- **Job**:
Make an exact copy of the records, dropping all pictures.

- **Extracted records**:
┌──

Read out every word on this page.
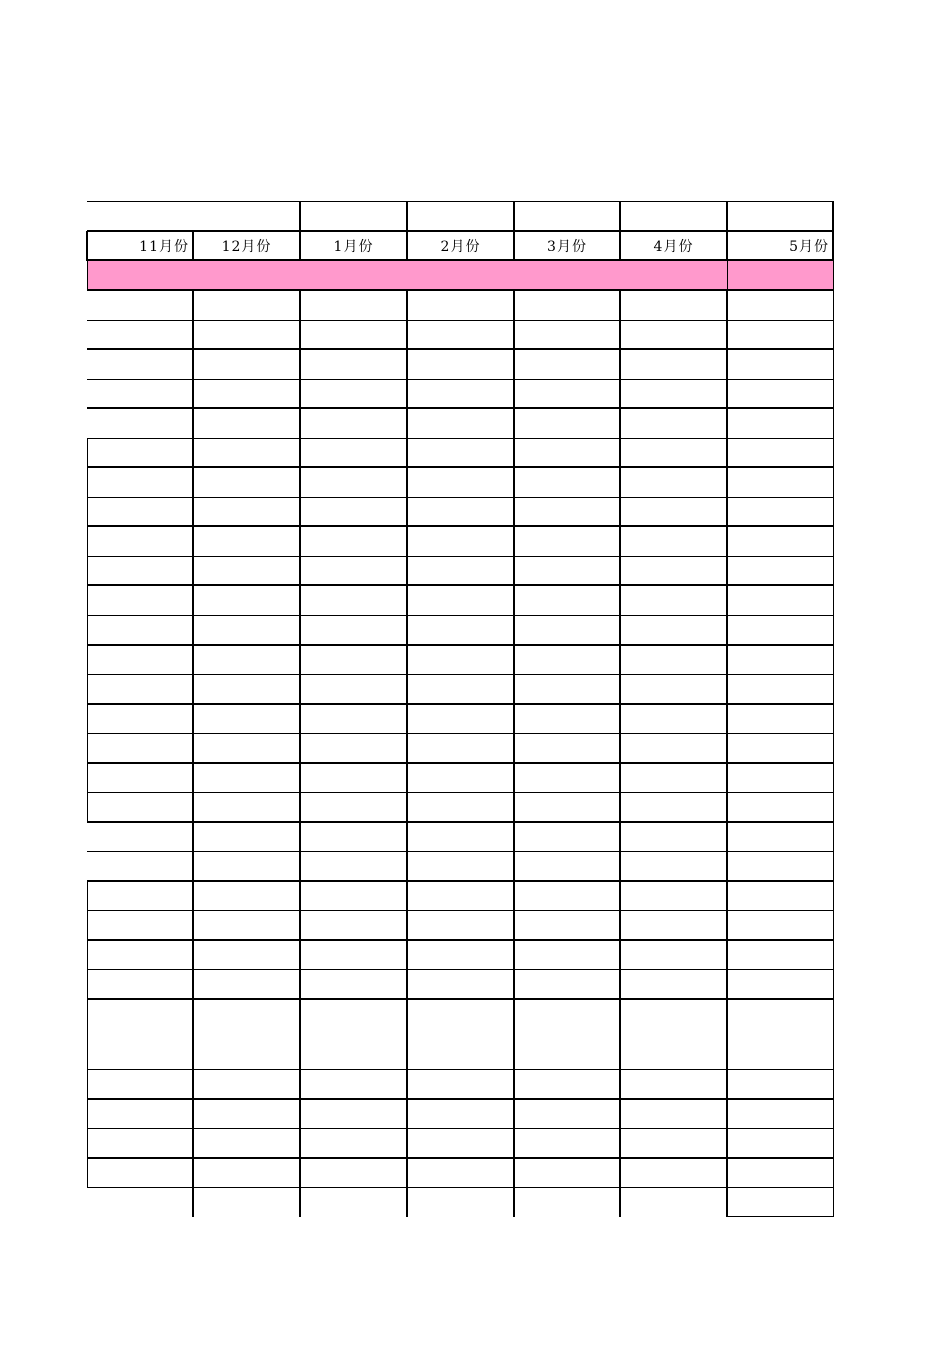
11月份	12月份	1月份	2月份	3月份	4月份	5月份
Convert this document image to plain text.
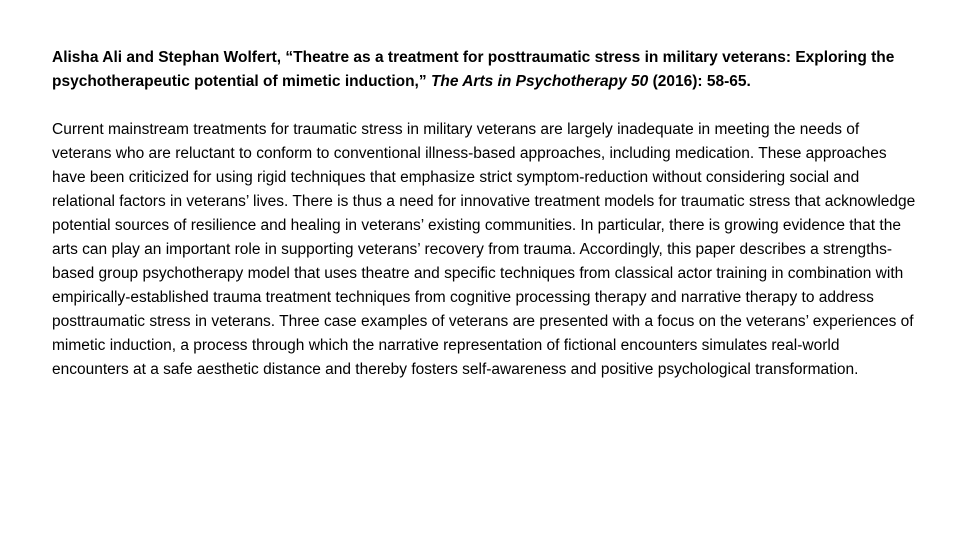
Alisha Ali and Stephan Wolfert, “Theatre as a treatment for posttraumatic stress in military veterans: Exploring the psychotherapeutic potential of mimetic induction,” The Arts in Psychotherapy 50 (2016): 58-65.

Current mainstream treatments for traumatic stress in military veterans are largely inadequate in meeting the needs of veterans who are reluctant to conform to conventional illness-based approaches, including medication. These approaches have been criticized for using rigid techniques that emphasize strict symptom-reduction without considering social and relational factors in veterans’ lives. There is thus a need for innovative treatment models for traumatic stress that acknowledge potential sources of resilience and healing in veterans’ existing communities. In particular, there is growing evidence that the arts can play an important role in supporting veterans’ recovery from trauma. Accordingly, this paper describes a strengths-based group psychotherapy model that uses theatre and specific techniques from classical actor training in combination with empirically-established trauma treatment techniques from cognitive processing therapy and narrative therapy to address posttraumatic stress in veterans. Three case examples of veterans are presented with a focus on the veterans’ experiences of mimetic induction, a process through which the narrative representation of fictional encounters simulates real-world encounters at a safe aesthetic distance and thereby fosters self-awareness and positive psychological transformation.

└──

- **Reply to the exercise**:
Read out every word on this page.
11月份	12月份	1月份	2月份	3月份	4月份	5月份
Convert this document image to plain text.
Alisha Ali and Stephan Wolfert, “Theatre as a treatment for posttraumatic stress in military veterans: Exploring the psychotherapeutic potential of mimetic induction,” The Arts in Psychotherapy 50 (2016): 58-65.

Current mainstream treatments for traumatic stress in military veterans are largely inadequate in meeting the needs of veterans who are reluctant to conform to conventional illness-based approaches, including medication. These approaches have been criticized for using rigid techniques that emphasize strict symptom-reduction without considering social and relational factors in veterans’ lives. There is thus a need for innovative treatment models for traumatic stress that acknowledge potential sources of resilience and healing in veterans’ existing communities. In particular, there is growing evidence that the arts can play an important role in supporting veterans’ recovery from trauma. Accordingly, this paper describes a strengths-based group psychotherapy model that uses theatre and specific techniques from classical actor training in combination with empirically-established trauma treatment techniques from cognitive processing therapy and narrative therapy to address posttraumatic stress in veterans. Three case examples of veterans are presented with a focus on the veterans’ experiences of mimetic induction, a process through which the narrative representation of fictional encounters simulates real-world encounters at a safe aesthetic distance and thereby fosters self-awareness and positive psychological transformation.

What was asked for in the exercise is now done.